RECORDED DATA
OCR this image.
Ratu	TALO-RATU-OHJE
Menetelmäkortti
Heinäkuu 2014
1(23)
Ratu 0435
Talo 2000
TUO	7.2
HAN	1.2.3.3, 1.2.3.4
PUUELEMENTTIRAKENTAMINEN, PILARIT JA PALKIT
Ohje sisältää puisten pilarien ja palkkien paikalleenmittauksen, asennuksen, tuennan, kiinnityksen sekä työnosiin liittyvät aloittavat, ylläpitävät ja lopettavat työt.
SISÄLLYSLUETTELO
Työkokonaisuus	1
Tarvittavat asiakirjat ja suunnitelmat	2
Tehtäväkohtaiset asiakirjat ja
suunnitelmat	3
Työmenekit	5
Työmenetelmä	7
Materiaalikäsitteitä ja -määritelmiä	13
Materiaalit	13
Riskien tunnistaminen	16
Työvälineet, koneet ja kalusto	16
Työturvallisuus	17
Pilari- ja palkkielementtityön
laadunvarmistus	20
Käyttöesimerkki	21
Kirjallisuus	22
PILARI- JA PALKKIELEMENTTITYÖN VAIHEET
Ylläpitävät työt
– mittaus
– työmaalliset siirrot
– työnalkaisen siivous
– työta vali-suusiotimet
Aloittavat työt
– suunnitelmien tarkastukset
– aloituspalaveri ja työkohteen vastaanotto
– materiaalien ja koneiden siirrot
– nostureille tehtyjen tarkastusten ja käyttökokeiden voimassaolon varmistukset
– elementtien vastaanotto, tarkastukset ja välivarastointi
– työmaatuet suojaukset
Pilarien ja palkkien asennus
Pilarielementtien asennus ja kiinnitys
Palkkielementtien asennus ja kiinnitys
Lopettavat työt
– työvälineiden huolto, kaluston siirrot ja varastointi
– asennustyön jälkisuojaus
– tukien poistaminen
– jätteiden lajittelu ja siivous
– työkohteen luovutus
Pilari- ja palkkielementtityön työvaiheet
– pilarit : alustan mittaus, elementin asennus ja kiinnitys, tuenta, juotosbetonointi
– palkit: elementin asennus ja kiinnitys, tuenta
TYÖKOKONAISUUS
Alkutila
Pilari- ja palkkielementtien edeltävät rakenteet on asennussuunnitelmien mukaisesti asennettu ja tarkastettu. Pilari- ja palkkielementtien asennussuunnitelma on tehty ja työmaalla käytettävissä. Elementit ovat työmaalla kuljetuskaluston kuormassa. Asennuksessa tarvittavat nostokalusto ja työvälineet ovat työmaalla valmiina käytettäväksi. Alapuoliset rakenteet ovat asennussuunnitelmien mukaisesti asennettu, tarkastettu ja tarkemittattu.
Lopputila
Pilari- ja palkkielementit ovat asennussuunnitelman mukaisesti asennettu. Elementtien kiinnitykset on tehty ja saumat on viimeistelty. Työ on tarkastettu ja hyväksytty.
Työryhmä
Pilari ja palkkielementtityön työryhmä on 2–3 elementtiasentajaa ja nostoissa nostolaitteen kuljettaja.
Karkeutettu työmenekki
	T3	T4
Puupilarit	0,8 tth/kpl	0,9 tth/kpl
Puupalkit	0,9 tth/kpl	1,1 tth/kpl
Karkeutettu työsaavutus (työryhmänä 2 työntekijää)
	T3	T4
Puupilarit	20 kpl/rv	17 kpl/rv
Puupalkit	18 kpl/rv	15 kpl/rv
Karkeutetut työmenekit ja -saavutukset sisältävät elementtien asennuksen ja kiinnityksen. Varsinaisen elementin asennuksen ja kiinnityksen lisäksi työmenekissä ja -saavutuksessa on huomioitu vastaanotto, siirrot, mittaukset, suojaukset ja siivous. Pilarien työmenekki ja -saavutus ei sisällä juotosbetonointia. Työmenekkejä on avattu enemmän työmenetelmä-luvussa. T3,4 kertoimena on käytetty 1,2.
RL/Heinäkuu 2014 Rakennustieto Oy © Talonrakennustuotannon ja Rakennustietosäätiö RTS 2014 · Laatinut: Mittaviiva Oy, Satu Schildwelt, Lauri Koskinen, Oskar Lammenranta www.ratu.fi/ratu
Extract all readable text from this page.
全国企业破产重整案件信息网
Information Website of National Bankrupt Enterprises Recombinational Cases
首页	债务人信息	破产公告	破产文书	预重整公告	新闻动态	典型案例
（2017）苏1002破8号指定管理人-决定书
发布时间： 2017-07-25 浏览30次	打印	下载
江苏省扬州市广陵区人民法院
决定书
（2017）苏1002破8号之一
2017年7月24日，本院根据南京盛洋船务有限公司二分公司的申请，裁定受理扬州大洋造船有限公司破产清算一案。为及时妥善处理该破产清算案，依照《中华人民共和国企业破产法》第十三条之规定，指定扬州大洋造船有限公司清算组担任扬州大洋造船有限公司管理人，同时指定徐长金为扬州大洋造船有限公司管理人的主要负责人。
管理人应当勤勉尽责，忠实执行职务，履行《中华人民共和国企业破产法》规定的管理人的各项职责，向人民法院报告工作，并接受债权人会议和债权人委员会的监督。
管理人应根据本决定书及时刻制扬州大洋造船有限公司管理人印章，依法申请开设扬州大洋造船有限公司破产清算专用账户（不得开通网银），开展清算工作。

TASK REQUIREMENTS
Go through the entries and repeat each one exactly.

TASK RESPONSE
OCR this image.
Ratu	TALO-RATU-OHJE
Menetelmäkortti
Heinäkuu 2014
1(23)
Ratu 0435
Talo 2000
TUO	7.2
HAN	1.2.3.3, 1.2.3.4
PUUELEMENTTIRAKENTAMINEN, PILARIT JA PALKIT
Ohje sisältää puisten pilarien ja palkkien paikalleenmittauksen, asennuksen, tuennan, kiinnityksen sekä työnosiin liittyvät aloittavat, ylläpitävät ja lopettavat työt.
SISÄLLYSLUETTELO
Työkokonaisuus	1
Tarvittavat asiakirjat ja suunnitelmat	2
Tehtäväkohtaiset asiakirjat ja
suunnitelmat	3
Työmenekit	5
Työmenetelmä	7
Materiaalikäsitteitä ja -määritelmiä	13
Materiaalit	13
Riskien tunnistaminen	16
Työvälineet, koneet ja kalusto	16
Työturvallisuus	17
Pilari- ja palkkielementtityön
laadunvarmistus	20
Käyttöesimerkki	21
Kirjallisuus	22
PILARI- JA PALKKIELEMENTTITYÖN VAIHEET
Ylläpitävät työt
– mittaus
– työmaalliset siirrot
– työnalkaisen siivous
– työta vali-suusiotimet
Aloittavat työt
– suunnitelmien tarkastukset
– aloituspalaveri ja työkohteen vastaanotto
– materiaalien ja koneiden siirrot
– nostureille tehtyjen tarkastusten ja käyttökokeiden voimassaolon varmistukset
– elementtien vastaanotto, tarkastukset ja välivarastointi
– työmaatuet suojaukset
Pilarien ja palkkien asennus
Pilarielementtien asennus ja kiinnitys
Palkkielementtien asennus ja kiinnitys
Lopettavat työt
– työvälineiden huolto, kaluston siirrot ja varastointi
– asennustyön jälkisuojaus
– tukien poistaminen
– jätteiden lajittelu ja siivous
– työkohteen luovutus
Pilari- ja palkkielementtityön työvaiheet
– pilarit : alustan mittaus, elementin asennus ja kiinnitys, tuenta, juotosbetonointi
– palkit: elementin asennus ja kiinnitys, tuenta
TYÖKOKONAISUUS
Alkutila
Pilari- ja palkkielementtien edeltävät rakenteet on asennussuunnitelmien mukaisesti asennettu ja tarkastettu. Pilari- ja palkkielementtien asennussuunnitelma on tehty ja työmaalla käytettävissä. Elementit ovat työmaalla kuljetuskaluston kuormassa. Asennuksessa tarvittavat nostokalusto ja työvälineet ovat työmaalla valmiina käytettäväksi. Alapuoliset rakenteet ovat asennussuunnitelmien mukaisesti asennettu, tarkastettu ja tarkemittattu.
Lopputila
Pilari- ja palkkielementit ovat asennussuunnitelman mukaisesti asennettu. Elementtien kiinnitykset on tehty ja saumat on viimeistelty. Työ on tarkastettu ja hyväksytty.
Työryhmä
Pilari ja palkkielementtityön työryhmä on 2–3 elementtiasentajaa ja nostoissa nostolaitteen kuljettaja.
Karkeutettu työmenekki
	T3	T4
Puupilarit	0,8 tth/kpl	0,9 tth/kpl
Puupalkit	0,9 tth/kpl	1,1 tth/kpl
Karkeutettu työsaavutus (työryhmänä 2 työntekijää)
	T3	T4
Puupilarit	20 kpl/rv	17 kpl/rv
Puupalkit	18 kpl/rv	15 kpl/rv
Karkeutetut työmenekit ja -saavutukset sisältävät elementtien asennuksen ja kiinnityksen. Varsinaisen elementin asennuksen ja kiinnityksen lisäksi työmenekissä ja -saavutuksessa on huomioitu vastaanotto, siirrot, mittaukset, suojaukset ja siivous. Pilarien työmenekki ja -saavutus ei sisällä juotosbetonointia. Työmenekkejä on avattu enemmän työmenetelmä-luvussa. T3,4 kertoimena on käytetty 1,2.
RL/Heinäkuu 2014 Rakennustieto Oy © Talonrakennustuotannon ja Rakennustietosäätiö RTS 2014 · Laatinut: Mittaviiva Oy, Satu Schildwelt, Lauri Koskinen, Oskar Lammenranta www.ratu.fi/ratu
Extract all readable text from this page.
全国企业破产重整案件信息网
Information Website of National Bankrupt Enterprises Recombinational Cases
首页	债务人信息	破产公告	破产文书	预重整公告	新闻动态	典型案例
（2017）苏1002破8号指定管理人-决定书
发布时间： 2017-07-25 浏览30次	打印	下载
江苏省扬州市广陵区人民法院
决定书
（2017）苏1002破8号之一
2017年7月24日，本院根据南京盛洋船务有限公司二分公司的申请，裁定受理扬州大洋造船有限公司破产清算一案。为及时妥善处理该破产清算案，依照《中华人民共和国企业破产法》第十三条之规定，指定扬州大洋造船有限公司清算组担任扬州大洋造船有限公司管理人，同时指定徐长金为扬州大洋造船有限公司管理人的主要负责人。
管理人应当勤勉尽责，忠实执行职务，履行《中华人民共和国企业破产法》规定的管理人的各项职责，向人民法院报告工作，并接受债权人会议和债权人委员会的监督。
管理人应根据本决定书及时刻制扬州大洋造船有限公司管理人印章，依法申请开设扬州大洋造船有限公司破产清算专用账户（不得开通网银），开展清算工作。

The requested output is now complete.